Любопытно, что согласно самойловским «Поденным записям», делавшимся непосредственно и посмертно опубликованным, во время своего визита Глазков сообщает, что видел «могилу генерала May». А в другом варианте воспоминаний – «художника Доу». Реакция Ландау всякий раз передана одинаково, а что касается дурашливости «Г. Г.», то отчего бы ее и не поварьировать?…

Игра, игра, впрочем не единожды обрывавшаяся горьким осознанием:

Я сам себе корежу жизнь,

Валяя дурака.

От моря лжи до поля ржи

Дорога далека.

Вся жизнь моя – такое что? В какой тупик зашла?

Она не то, не то, не то,

Чем быть должна.

Здесь сама нескладная инверсия превращает дежурный вопрос: «что такое?» в вопль: «…что?» За что?

Хотя… Всякое творчество, тем паче странная приверженность к рифмам (о чем, как известно, Толстой говаривал не шутя: это, мол, все равно что идти за сохою и пританцовывать), разве не игра, разнообразящая будни?

Так. И – не совсем так. Может быть, и совсем не так.

Владимир Корнилов догадался сопоставить два стихотворения, посвященных картине «Боярыня Морозова». «Какой сумасшедший Суриков мой последний напишет путь?» – спросит Ахматова, конечно отождествив себя с непреклонной никонианкой. А Глазков увидит своего двойника в юроде. И скажет, обращаясь к любимой женщине:

Милая, хорошая, не надо!

Для чего нужны такие крайности?

Я юродивый Поэтограда,

Я заплачу для оригинальности.

Самоуничижение? Вот уж нет!

За то, что Глазков

Ни на что не годен,

Кроме стихов, –

Ему надо дать орден.

При том, что сама идея – государственная награда за бесполезность для государства – с точки зрения этого самого государства есть верх сумасшествия. Но сам «ордено- просец» как раз на том и настаивает:

Поэзия! Сильные руки хромого!

Я вечный твой раб – сумасшедший Глазков.

Дело, однако, тонкое.

…У Константина Николаевича Батюшкова есть стихотворение «Памятник», написанное в годы, когда он был безнадежно безумен (сумасшедший в самом буквальном, не метафорическом смысле), и представляющее собою «бессвязный набор слов». Во всяком случае, так считает дотошный и тонкий исследователь его творчества – в то время как это травестирование державинской оды (чем, к слову, отчасти является и «Памятник» Пушкина) – стихи замечательные!

Придется их привести целиком:

Я памятник воздвиг огромный и чудесный,

Прославя вас в стихах: не знает смерти он!

Как образ милый ваш, и добрый, и прелестный

(И в том порукою наш друг Наполеон),

Не знаю смерти я. И все мои творенья,

От тлена убежав, в печати будут жить;

Не Аполлон, но я кую сей цепи звенья,

В которую могу вселенну заключить.

Так первый я дерзнул в забавном русском слоге

О добродетели Елизы говорить,

В сердечной простоте беседовать о Боге

И истину царям громами возгласить:

Царицы, царствуйте, и ты, императрица!

*-*-*

Задания для работы:
• 1. Изложите содержание фрагмента о Глазкове в двух предложениях.
• 2. Пожалуйста, перепишите дословно часть фрагмента о Глазкове, начиная со слов «Владимир Корнилов догадался» и заканчивая словами «Вот уж нет!».
Отвечайте, опираясь только на фрагмент.

Выдержки из данных:
*-*-*

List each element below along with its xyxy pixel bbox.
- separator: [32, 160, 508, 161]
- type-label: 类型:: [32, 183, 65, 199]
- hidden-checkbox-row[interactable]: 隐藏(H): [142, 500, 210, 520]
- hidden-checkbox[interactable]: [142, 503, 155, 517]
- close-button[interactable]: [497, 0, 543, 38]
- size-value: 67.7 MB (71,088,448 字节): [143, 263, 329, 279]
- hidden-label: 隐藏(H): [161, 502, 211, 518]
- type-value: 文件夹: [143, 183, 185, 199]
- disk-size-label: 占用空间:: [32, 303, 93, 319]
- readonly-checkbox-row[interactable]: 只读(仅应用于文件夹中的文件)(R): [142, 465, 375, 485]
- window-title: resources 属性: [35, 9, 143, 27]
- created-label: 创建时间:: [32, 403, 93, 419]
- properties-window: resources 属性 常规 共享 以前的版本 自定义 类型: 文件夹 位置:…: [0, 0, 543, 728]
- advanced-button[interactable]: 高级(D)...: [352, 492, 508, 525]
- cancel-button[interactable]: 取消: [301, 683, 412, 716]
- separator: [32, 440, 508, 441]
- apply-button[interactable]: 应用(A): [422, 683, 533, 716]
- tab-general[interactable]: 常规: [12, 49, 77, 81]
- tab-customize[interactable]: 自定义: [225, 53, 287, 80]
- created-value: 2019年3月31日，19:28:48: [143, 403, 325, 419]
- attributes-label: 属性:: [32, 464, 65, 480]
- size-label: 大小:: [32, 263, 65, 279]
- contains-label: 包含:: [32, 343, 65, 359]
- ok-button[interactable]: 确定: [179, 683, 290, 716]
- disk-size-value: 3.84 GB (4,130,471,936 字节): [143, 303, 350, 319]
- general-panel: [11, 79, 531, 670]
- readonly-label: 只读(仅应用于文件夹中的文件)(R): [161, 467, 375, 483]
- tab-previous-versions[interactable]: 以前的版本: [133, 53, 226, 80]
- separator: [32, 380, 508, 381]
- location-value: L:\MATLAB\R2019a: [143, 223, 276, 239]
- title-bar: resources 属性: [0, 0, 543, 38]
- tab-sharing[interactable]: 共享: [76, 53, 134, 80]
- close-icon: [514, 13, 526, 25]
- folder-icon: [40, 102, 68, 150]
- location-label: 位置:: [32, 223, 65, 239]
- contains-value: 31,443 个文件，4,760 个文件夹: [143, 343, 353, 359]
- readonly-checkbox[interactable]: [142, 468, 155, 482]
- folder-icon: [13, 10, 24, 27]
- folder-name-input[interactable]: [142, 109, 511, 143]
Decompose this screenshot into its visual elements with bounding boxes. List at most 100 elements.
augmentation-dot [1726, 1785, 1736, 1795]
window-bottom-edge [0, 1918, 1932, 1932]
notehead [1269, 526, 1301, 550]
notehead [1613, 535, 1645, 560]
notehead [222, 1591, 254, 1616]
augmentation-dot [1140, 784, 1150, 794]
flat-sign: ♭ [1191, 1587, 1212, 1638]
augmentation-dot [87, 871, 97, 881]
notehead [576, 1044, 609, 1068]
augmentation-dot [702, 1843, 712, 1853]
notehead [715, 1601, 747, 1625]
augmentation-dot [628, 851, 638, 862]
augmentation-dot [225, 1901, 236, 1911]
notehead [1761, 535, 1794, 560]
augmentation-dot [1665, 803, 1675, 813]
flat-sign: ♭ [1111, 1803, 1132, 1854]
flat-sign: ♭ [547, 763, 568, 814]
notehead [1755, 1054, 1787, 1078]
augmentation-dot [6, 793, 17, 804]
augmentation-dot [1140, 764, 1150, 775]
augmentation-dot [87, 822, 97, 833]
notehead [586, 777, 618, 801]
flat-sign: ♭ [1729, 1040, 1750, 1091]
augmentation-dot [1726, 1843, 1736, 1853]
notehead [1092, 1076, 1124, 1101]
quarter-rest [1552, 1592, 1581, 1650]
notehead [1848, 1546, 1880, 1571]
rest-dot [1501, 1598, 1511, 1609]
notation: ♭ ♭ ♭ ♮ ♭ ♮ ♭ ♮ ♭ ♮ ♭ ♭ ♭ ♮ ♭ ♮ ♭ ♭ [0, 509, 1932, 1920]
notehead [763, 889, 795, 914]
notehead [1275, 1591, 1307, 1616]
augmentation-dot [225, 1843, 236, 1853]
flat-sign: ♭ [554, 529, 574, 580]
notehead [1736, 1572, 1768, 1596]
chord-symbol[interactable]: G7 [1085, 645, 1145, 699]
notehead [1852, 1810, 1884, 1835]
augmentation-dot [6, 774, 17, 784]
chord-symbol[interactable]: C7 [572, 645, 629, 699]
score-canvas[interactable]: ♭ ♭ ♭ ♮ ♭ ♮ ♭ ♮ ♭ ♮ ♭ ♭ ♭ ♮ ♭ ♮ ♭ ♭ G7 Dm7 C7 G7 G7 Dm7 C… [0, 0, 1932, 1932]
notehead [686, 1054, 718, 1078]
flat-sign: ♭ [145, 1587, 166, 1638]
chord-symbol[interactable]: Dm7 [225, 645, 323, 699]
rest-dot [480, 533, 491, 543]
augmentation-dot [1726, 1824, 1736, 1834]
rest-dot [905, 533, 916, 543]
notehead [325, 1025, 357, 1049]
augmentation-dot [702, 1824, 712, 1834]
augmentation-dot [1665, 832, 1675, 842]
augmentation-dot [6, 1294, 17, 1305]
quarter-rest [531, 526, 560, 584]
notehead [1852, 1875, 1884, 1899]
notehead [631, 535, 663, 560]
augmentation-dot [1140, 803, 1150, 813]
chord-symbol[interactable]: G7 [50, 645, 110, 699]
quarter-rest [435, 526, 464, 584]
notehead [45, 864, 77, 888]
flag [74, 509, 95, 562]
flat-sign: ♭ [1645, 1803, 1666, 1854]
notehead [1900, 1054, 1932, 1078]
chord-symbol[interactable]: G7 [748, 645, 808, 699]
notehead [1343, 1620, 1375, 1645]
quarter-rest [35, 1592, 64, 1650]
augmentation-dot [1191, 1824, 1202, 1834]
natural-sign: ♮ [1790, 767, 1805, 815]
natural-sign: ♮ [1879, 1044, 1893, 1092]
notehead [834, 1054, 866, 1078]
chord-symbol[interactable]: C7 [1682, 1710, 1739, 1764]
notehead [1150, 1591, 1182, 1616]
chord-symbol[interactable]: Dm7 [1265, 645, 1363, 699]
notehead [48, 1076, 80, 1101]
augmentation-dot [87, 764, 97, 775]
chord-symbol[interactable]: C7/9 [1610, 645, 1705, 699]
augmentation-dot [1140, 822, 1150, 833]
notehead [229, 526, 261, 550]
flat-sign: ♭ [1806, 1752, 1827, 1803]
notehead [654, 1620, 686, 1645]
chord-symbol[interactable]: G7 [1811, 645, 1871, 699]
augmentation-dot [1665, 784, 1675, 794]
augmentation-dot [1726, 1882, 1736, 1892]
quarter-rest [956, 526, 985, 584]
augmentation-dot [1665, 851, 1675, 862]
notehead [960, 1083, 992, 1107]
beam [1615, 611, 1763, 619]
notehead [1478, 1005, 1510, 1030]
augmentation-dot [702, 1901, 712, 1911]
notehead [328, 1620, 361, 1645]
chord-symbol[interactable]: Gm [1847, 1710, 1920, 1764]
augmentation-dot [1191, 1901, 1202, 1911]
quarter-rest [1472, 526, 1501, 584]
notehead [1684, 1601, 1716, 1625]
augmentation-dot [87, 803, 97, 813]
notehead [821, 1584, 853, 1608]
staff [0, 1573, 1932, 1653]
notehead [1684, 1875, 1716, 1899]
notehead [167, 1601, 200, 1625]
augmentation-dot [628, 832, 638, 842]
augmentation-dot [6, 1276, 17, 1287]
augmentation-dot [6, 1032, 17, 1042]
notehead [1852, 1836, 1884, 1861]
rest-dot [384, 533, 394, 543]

*-*-*

Список ответов:
• 1. Фрагмент рассказывает об игре и дурашливости в стихах Глазкова, которая порой обрывалась горьким осознанием, и о том, как поэт увидел своего двойника в юроде с картины «Боярыня Морозова», называя себя «юродивым Поэтограда» и «сумасшедшим Глазковым». Затем речь заходит о «Памятнике» Батюшкова, написанном в годы его безумия: исследователь считает это стихотворение «бессвязным набором слов», а автор фрагмента называет его замечательными стихами.

• 2.
Владимир Корнилов догадался сопоставить два стихотворения, посвященных картине «Боярыня Морозова». «Какой сумасшедший Суриков мой последний напишет путь?» – спросит Ахматова, конечно отождествив себя с непреклонной никонианкой. А Глазков увидит своего двойника в юроде. И скажет, обращаясь к любимой женщине:

Милая, хорошая, не надо!

Для чего нужны такие крайности?

Я юродивый Поэтограда,

Я заплачу для оригинальности.

Самоуничижение? Вот уж нет!